■ Excerpted records:

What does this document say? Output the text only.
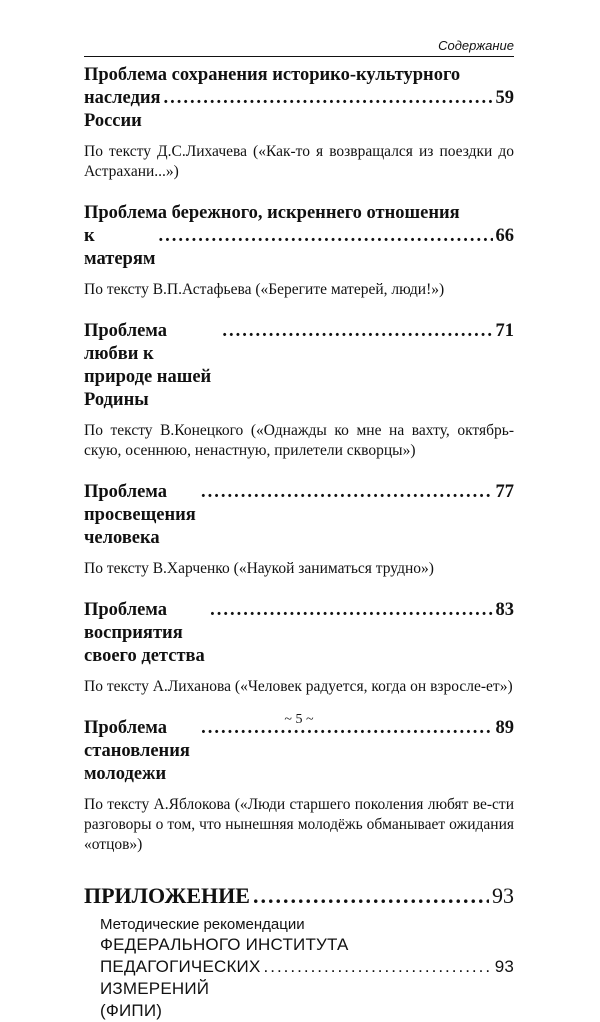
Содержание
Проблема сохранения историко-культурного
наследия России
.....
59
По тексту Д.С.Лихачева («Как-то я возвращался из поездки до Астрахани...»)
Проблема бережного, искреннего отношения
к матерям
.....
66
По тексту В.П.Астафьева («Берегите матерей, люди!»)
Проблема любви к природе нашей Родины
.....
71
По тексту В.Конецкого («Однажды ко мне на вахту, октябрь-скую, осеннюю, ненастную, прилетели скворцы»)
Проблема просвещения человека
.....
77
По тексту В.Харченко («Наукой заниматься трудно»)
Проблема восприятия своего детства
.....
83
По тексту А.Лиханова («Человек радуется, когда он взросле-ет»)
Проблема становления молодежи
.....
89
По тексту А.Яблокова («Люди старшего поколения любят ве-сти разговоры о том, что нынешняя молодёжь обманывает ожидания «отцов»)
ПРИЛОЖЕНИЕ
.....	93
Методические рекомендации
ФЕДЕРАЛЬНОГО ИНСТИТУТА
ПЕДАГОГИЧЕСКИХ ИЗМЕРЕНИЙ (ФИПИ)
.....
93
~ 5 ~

■ Task goal:
Leave the pictures out, and print every line of the listing exactly as written.

■ Answer to the exercise:
What does this document say? Output the text only.
Содержание
Проблема сохранения историко-культурного
наследия России
.....
59
По тексту Д.С.Лихачева («Как-то я возвращался из поездки до Астрахани...»)
Проблема бережного, искреннего отношения
к матерям
.....
66
По тексту В.П.Астафьева («Берегите матерей, люди!»)
Проблема любви к природе нашей Родины
.....
71
По тексту В.Конецкого («Однажды ко мне на вахту, октябрь-скую, осеннюю, ненастную, прилетели скворцы»)
Проблема просвещения человека
.....
77
По тексту В.Харченко («Наукой заниматься трудно»)
Проблема восприятия своего детства
.....
83
По тексту А.Лиханова («Человек радуется, когда он взросле-ет»)
Проблема становления молодежи
.....
89
По тексту А.Яблокова («Люди старшего поколения любят ве-сти разговоры о том, что нынешняя молодёжь обманывает ожидания «отцов»)
ПРИЛОЖЕНИЕ
.....	93
Методические рекомендации
ФЕДЕРАЛЬНОГО ИНСТИТУТА
ПЕДАГОГИЧЕСКИХ ИЗМЕРЕНИЙ (ФИПИ)
.....
93
~ 5 ~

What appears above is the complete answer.